● Given exercise:
Skip every image and restate the data word for word.

[start of Extracted material]

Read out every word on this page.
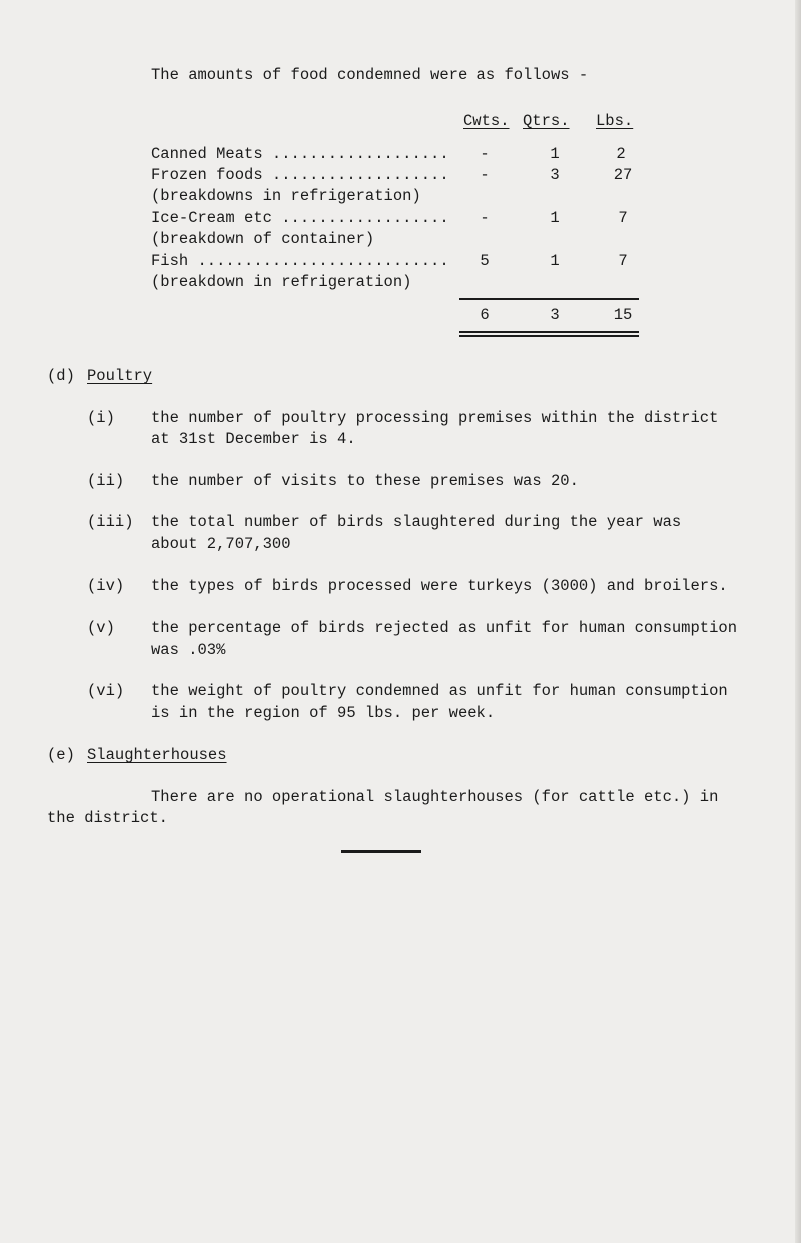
The amounts of food condemned were as follows -
Cwts. Qtrs. Lbs.
Canned Meats ...................	-	1	2
Frozen foods ...................	-	3	27
(breakdowns in refrigeration)
Ice-Cream etc ..................	-	1	7
(breakdown of container)
Fish ...........................	5	1	7
(breakdown in refrigeration)
6	3	15
(d) Poultry
(i) the number of poultry processing premises within the district
at 31st December is 4.
(ii) the number of visits to these premises was 20.
(iii) the total number of birds slaughtered during the year was
about 2,707,300
(iv) the types of birds processed were turkeys (3000) and broilers.
(v) the percentage of birds rejected as unfit for human consumption
was .03%
(vi) the weight of poultry condemned as unfit for human consumption
is in the region of 95 lbs. per week.
(e) Slaughterhouses
There are no operational slaughterhouses (for cattle etc.) in
the district.
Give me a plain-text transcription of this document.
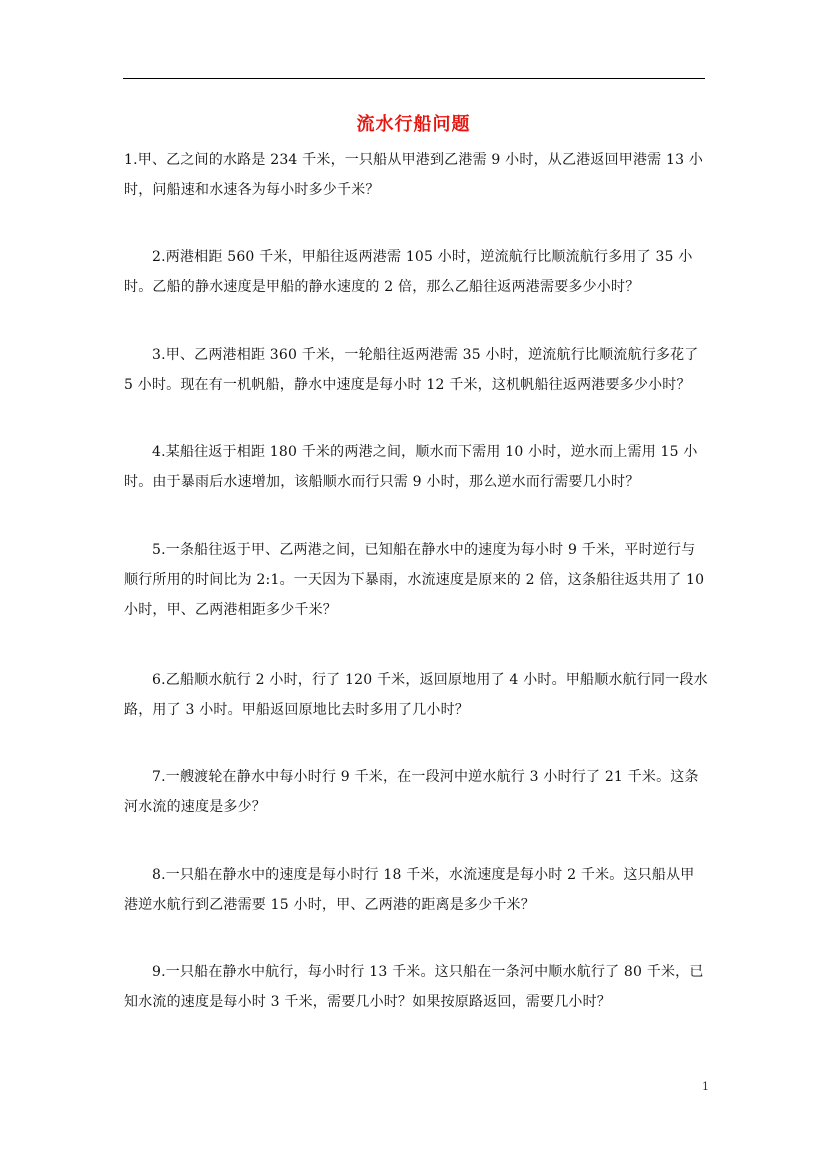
流水行船问题

1.甲、乙之间的水路是 234 千米，一只船从甲港到乙港需 9 小时，从乙港返回甲港需 13 小时，问船速和水速各为每小时多少千米？

2.两港相距 560 千米，甲船往返两港需 105 小时，逆流航行比顺流航行多用了 35 小时。乙船的静水速度是甲船的静水速度的 2 倍，那么乙船往返两港需要多少小时？

3.甲、乙两港相距 360 千米，一轮船往返两港需 35 小时，逆流航行比顺流航行多花了 5 小时。现在有一机帆船，静水中速度是每小时 12 千米，这机帆船往返两港要多少小时？

4.某船往返于相距 180 千米的两港之间，顺水而下需用 10 小时，逆水而上需用 15 小时。由于暴雨后水速增加，该船顺水而行只需 9 小时，那么逆水而行需要几小时？

5.一条船往返于甲、乙两港之间，已知船在静水中的速度为每小时 9 千米，平时逆行与顺行所用的时间比为 2:1。一天因为下暴雨，水流速度是原来的 2 倍，这条船往返共用了 10 小时，甲、乙两港相距多少千米？

6.乙船顺水航行 2 小时，行了 120 千米，返回原地用了 4 小时。甲船顺水航行同一段水路，用了 3 小时。甲船返回原地比去时多用了几小时？

7.一艘渡轮在静水中每小时行 9 千米，在一段河中逆水航行 3 小时行了 21 千米。这条河水流的速度是多少？

8.一只船在静水中的速度是每小时行 18 千米，水流速度是每小时 2 千米。这只船从甲港逆水航行到乙港需要 15 小时，甲、乙两港的距离是多少千米？

9.一只船在静水中航行，每小时行 13 千米。这只船在一条河中顺水航行了 80 千米，已知水流的速度是每小时 3 千米，需要几小时？如果按原路返回，需要几小时？

1
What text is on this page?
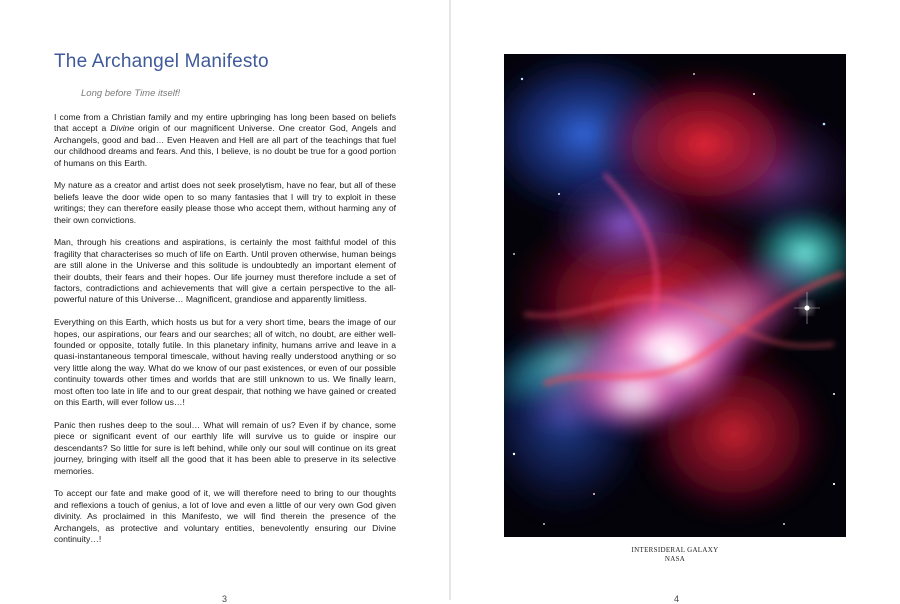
The Archangel Manifesto
Long before Time itself!

I come from a Christian family and my entire upbringing has long been based on beliefs that accept a Divine origin of our magnificent Universe. One creator God, Angels and Archangels, good and bad… Even Heaven and Hell are all part of the teachings that fuel our childhood dreams and fears. And this, I believe, is no doubt be true for a good portion of humans on this Earth.

My nature as a creator and artist does not seek proselytism, have no fear, but all of these beliefs leave the door wide open to so many fantasies that I will try to exploit in these writings; they can therefore easily please those who accept them, without harming any of their own convictions.

Man, through his creations and aspirations, is certainly the most faithful model of this fragility that characterises so much of life on Earth. Until proven otherwise, human beings are still alone in the Universe and this solitude is undoubtedly an important element of their doubts, their fears and their hopes. Our life journey must therefore include a set of factors, contradictions and achievements that will give a certain perspective to the all-powerful nature of this Universe… Magnificent, grandiose and apparently limitless.

Everything on this Earth, which hosts us but for a very short time, bears the image of our hopes, our aspirations, our fears and our searches; all of witch, no doubt, are either well-founded or opposite, totally futile. In this planetary infinity, humans arrive and leave in a quasi-instantaneous temporal timescale, without having really understood anything or so very little along the way. What do we know of our past existences, or even of our possible continuity towards other times and worlds that are still unknown to us. We finally learn, most often too late in life and to our great despair, that nothing we have gained or created on this Earth, will ever follow us…!

Panic then rushes deep to the soul… What will remain of us? Even if by chance, some piece or significant event of our earthly life will survive us to guide or inspire our descendants? So little for sure is left behind, while only our soul will continue on its great journey, bringing with itself all the good that it has been able to preserve in its selective memories.

To accept our fate and make good of it, we will therefore need to bring to our thoughts and reflexions a touch of genius, a lot of love and even a little of our very own God given divinity. As proclaimed in this Manifesto, we will find therein the presence of the Archangels, as protective and voluntary entities, benevolently ensuring our Divine continuity…!

3
INTERSIDERAL GALAXY
NASA
4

[end of Extracted material]

● Final answer:
Read out every word on this page.
The amounts of food condemned were as follows -
Cwts. Qtrs. Lbs.
Canned Meats ...................	-	1	2
Frozen foods ...................	-	3	27
(breakdowns in refrigeration)
Ice-Cream etc ..................	-	1	7
(breakdown of container)
Fish ...........................	5	1	7
(breakdown in refrigeration)
6	3	15
(d) Poultry
(i) the number of poultry processing premises within the district
at 31st December is 4.
(ii) the number of visits to these premises was 20.
(iii) the total number of birds slaughtered during the year was
about 2,707,300
(iv) the types of birds processed were turkeys (3000) and broilers.
(v) the percentage of birds rejected as unfit for human consumption
was .03%
(vi) the weight of poultry condemned as unfit for human consumption
is in the region of 95 lbs. per week.
(e) Slaughterhouses
There are no operational slaughterhouses (for cattle etc.) in
the district.
Give me a plain-text transcription of this document.
流水行船问题

1.甲、乙之间的水路是 234 千米，一只船从甲港到乙港需 9 小时，从乙港返回甲港需 13 小时，问船速和水速各为每小时多少千米？

2.两港相距 560 千米，甲船往返两港需 105 小时，逆流航行比顺流航行多用了 35 小时。乙船的静水速度是甲船的静水速度的 2 倍，那么乙船往返两港需要多少小时？

3.甲、乙两港相距 360 千米，一轮船往返两港需 35 小时，逆流航行比顺流航行多花了 5 小时。现在有一机帆船，静水中速度是每小时 12 千米，这机帆船往返两港要多少小时？

4.某船往返于相距 180 千米的两港之间，顺水而下需用 10 小时，逆水而上需用 15 小时。由于暴雨后水速增加，该船顺水而行只需 9 小时，那么逆水而行需要几小时？

5.一条船往返于甲、乙两港之间，已知船在静水中的速度为每小时 9 千米，平时逆行与顺行所用的时间比为 2:1。一天因为下暴雨，水流速度是原来的 2 倍，这条船往返共用了 10 小时，甲、乙两港相距多少千米？

6.乙船顺水航行 2 小时，行了 120 千米，返回原地用了 4 小时。甲船顺水航行同一段水路，用了 3 小时。甲船返回原地比去时多用了几小时？

7.一艘渡轮在静水中每小时行 9 千米，在一段河中逆水航行 3 小时行了 21 千米。这条河水流的速度是多少？

8.一只船在静水中的速度是每小时行 18 千米，水流速度是每小时 2 千米。这只船从甲港逆水航行到乙港需要 15 小时，甲、乙两港的距离是多少千米？

9.一只船在静水中航行，每小时行 13 千米。这只船在一条河中顺水航行了 80 千米，已知水流的速度是每小时 3 千米，需要几小时？如果按原路返回，需要几小时？

1
What text is on this page?
The Archangel Manifesto
Long before Time itself!

I come from a Christian family and my entire upbringing has long been based on beliefs that accept a Divine origin of our magnificent Universe. One creator God, Angels and Archangels, good and bad… Even Heaven and Hell are all part of the teachings that fuel our childhood dreams and fears. And this, I believe, is no doubt be true for a good portion of humans on this Earth.

My nature as a creator and artist does not seek proselytism, have no fear, but all of these beliefs leave the door wide open to so many fantasies that I will try to exploit in these writings; they can therefore easily please those who accept them, without harming any of their own convictions.

Man, through his creations and aspirations, is certainly the most faithful model of this fragility that characterises so much of life on Earth. Until proven otherwise, human beings are still alone in the Universe and this solitude is undoubtedly an important element of their doubts, their fears and their hopes. Our life journey must therefore include a set of factors, contradictions and achievements that will give a certain perspective to the all-powerful nature of this Universe… Magnificent, grandiose and apparently limitless.

Everything on this Earth, which hosts us but for a very short time, bears the image of our hopes, our aspirations, our fears and our searches; all of witch, no doubt, are either well-founded or opposite, totally futile. In this planetary infinity, humans arrive and leave in a quasi-instantaneous temporal timescale, without having really understood anything or so very little along the way. What do we know of our past existences, or even of our possible continuity towards other times and worlds that are still unknown to us. We finally learn, most often too late in life and to our great despair, that nothing we have gained or created on this Earth, will ever follow us…!

Panic then rushes deep to the soul… What will remain of us? Even if by chance, some piece or significant event of our earthly life will survive us to guide or inspire our descendants? So little for sure is left behind, while only our soul will continue on its great journey, bringing with itself all the good that it has been able to preserve in its selective memories.

To accept our fate and make good of it, we will therefore need to bring to our thoughts and reflexions a touch of genius, a lot of love and even a little of our very own God given divinity. As proclaimed in this Manifesto, we will find therein the presence of the Archangels, as protective and voluntary entities, benevolently ensuring our Divine continuity…!

3
INTERSIDERAL GALAXY
NASA
4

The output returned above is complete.